** Supplied data **
<<<<
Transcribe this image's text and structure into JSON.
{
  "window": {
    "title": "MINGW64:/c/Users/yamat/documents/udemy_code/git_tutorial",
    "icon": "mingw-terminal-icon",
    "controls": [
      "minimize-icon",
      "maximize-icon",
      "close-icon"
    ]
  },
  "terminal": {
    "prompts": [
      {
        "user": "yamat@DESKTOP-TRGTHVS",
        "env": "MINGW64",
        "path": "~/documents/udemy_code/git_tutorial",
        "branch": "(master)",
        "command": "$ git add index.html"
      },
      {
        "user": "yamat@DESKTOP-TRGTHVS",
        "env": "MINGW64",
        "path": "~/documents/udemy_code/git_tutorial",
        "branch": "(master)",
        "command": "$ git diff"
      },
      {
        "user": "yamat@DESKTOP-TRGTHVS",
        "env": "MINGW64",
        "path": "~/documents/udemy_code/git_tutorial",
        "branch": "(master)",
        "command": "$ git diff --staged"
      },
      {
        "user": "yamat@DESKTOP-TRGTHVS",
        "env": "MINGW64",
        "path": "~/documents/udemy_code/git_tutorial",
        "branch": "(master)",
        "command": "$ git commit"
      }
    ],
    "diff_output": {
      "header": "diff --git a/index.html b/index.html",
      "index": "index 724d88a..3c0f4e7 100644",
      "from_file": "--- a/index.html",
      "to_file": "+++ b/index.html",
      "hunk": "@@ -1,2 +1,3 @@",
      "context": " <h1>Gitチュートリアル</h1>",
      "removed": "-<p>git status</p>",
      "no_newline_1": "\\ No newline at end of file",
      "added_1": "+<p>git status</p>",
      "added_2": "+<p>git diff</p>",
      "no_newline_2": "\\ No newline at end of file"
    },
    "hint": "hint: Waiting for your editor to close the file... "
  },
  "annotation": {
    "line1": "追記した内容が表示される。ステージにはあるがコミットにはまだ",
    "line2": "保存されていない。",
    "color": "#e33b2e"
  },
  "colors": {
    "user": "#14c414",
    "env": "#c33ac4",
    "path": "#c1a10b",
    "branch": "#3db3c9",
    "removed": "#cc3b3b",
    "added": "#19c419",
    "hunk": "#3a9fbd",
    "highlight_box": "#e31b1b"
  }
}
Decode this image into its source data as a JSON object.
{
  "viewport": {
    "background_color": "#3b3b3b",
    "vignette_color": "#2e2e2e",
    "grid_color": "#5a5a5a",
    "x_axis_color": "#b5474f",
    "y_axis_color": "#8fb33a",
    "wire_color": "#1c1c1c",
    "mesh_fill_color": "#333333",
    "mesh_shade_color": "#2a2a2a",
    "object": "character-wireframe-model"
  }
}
>>>>
** Exercise **
Give back exactly the lines beginning at the one with "Decode this image" and ending at the final line of the material; both boundary lines belong in it.

** Final result **
Decode this image into its source data as a JSON object.
{
  "viewport": {
    "background_color": "#3b3b3b",
    "vignette_color": "#2e2e2e",
    "grid_color": "#5a5a5a",
    "x_axis_color": "#b5474f",
    "y_axis_color": "#8fb33a",
    "wire_color": "#1c1c1c",
    "mesh_fill_color": "#333333",
    "mesh_shade_color": "#2a2a2a",
    "object": "character-wireframe-model"
  }
}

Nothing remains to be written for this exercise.